-- SUPPLIED TEXT --

· · · · ·

After reviewing the SIP and implementing the reference library (github.com/dantrevino/stacks-pay-js), here are some suggestions to address open questions:

1. Chain ID / Network Parameter

Agree with @friedger on adding explicit network identification. Suggest:

  • Add optional "network" param with values: mainnet | testnet | devnet
  • Default to mainnet when omitted (most common case)
  • Implementation handles this as: if (network === 'testnet') use testnet constants

2. Contract Recipients

The recipient field should accept contract principals (SP...contract-name). This enables:

  • DAO treasury deposits
  • Contract-based escrow
  • Automated vaults
    Implementation validates via: principal.includes('.') ? validateContractPrincipal(principal) : validateStacksAddress(principal)

· · · · ·

-- TASK INSTRUCTIONS --
- A) Return the passage of the Stacks payment SIP comment from "1. Chain ID" up to and including "(most common case)", copied verbatim.
- B) Resume the Stacks payment SIP comment, continuing on from its last line.

· · · · ·

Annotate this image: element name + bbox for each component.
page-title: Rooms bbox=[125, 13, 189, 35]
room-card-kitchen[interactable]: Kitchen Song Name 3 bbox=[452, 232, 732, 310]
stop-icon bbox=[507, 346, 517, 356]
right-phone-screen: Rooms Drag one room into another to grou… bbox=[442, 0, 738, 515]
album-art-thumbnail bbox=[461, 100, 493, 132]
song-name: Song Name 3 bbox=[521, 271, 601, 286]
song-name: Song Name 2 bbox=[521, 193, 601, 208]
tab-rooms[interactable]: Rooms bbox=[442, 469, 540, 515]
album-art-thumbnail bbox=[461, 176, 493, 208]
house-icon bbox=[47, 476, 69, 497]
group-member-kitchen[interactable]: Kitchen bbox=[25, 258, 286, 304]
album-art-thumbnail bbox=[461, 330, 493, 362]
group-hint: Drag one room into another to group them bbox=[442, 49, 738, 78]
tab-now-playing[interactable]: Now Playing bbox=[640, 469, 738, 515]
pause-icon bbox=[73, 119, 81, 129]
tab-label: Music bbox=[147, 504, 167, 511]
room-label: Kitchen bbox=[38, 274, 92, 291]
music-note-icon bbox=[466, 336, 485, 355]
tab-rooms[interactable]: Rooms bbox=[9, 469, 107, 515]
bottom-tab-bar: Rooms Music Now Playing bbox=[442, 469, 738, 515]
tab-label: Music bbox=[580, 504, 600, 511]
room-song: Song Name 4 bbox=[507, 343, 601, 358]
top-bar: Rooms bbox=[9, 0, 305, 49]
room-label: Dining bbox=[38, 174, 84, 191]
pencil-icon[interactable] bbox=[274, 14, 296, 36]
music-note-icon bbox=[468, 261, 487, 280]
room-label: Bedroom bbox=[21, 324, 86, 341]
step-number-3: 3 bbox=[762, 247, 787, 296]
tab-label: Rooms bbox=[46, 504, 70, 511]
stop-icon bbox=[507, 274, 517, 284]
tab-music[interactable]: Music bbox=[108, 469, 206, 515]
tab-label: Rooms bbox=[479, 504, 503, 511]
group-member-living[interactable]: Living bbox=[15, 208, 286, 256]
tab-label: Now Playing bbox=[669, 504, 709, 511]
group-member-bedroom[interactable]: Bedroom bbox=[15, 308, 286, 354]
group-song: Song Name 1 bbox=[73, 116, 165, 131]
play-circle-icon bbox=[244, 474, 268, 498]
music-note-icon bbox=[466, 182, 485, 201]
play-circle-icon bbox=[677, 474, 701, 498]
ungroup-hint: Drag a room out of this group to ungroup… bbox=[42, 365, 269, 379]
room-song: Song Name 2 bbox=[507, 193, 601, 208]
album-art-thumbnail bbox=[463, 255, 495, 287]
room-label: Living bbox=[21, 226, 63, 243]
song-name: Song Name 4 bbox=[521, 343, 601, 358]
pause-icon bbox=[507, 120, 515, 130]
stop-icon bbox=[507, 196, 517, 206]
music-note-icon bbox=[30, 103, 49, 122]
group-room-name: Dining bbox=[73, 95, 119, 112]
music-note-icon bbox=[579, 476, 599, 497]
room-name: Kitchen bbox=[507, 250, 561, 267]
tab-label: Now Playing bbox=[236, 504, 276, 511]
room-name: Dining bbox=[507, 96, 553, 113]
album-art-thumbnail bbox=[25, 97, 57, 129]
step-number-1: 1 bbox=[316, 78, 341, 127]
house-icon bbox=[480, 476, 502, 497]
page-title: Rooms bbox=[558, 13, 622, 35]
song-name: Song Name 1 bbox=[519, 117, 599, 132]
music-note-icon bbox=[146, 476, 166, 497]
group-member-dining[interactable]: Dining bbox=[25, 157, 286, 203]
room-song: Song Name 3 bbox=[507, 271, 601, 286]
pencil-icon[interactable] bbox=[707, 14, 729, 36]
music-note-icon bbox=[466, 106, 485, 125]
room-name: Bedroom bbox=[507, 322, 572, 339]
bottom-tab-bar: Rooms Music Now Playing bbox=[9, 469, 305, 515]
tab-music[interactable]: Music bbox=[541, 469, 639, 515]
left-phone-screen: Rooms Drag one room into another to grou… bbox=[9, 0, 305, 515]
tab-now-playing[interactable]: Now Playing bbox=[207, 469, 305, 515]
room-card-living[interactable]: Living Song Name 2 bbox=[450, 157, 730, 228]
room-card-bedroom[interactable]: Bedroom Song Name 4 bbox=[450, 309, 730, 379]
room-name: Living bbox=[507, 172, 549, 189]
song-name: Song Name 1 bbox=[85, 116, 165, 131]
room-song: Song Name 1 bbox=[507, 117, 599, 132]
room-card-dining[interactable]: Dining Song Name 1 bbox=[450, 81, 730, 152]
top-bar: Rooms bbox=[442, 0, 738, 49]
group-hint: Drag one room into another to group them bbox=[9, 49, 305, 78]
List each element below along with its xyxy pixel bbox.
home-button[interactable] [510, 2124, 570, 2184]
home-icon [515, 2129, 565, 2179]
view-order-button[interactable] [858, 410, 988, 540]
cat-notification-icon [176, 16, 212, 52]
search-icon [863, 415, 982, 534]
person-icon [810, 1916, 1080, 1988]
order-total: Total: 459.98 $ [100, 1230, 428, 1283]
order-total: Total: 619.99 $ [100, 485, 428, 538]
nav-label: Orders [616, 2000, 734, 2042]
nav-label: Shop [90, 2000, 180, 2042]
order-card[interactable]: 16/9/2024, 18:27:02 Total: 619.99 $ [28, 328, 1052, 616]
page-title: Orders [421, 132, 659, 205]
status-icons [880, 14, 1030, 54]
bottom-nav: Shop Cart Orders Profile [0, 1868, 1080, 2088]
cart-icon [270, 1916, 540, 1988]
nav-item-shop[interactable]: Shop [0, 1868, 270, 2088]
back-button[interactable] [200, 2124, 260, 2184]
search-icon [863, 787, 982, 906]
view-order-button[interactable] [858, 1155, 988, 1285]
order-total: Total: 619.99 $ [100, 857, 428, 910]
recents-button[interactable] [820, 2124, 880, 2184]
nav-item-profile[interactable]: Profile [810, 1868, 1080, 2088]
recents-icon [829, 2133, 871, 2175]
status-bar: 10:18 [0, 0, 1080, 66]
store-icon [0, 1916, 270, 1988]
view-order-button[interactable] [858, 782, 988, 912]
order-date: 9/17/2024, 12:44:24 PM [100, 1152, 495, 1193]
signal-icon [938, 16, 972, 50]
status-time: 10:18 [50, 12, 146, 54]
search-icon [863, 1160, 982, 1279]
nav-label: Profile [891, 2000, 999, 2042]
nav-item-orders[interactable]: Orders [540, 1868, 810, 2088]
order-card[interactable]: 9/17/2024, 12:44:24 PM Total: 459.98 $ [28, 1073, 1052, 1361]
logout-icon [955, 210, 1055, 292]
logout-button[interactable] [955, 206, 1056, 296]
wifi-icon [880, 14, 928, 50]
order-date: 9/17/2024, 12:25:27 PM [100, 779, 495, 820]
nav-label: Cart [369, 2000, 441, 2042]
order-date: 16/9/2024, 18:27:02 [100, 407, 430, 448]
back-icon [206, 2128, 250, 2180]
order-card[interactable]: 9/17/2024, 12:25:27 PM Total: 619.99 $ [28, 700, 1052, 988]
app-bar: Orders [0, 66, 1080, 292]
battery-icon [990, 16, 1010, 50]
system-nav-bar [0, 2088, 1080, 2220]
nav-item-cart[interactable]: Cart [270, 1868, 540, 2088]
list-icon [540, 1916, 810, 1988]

· · · · ·

-- OUTPUTS FOR THE TASKS --
- A)
1. Chain ID / Network Parameter

Agree with @friedger on adding explicit network identification. Suggest:

  • Add optional "network" param with values: mainnet | testnet | devnet
  • Default to mainnet when omitted (most common case)

- B)
3. Token Format for Post-Conditions

Suggest token param use CAIP-19 format: "chainId/assetType/contractAddress/assetId" e.g. "stacks:1/SLP:SP...token-contract::token-name". This provides:

  • Unambiguous asset identification
  • Easy post-condition generation
  • Cross-chain compatibility prep

4. Test Vectors Location

Recommend adding test-vectors.json to the PR with comprehensive examples:

  • Valid/invalid Bech32m strings
  • Each operation type with all params
  • Edge cases (empty memos, max amounts, special chars)

5. Support Operation Description

Replace placeholder with: Support operation enables voluntary contributions without fixed amounts. Recipients specify only their address and optional description/memo. Payers determine amount at time of payment. Ideal for tips, donations, patronage.

Happy to submit PR updates if helpful!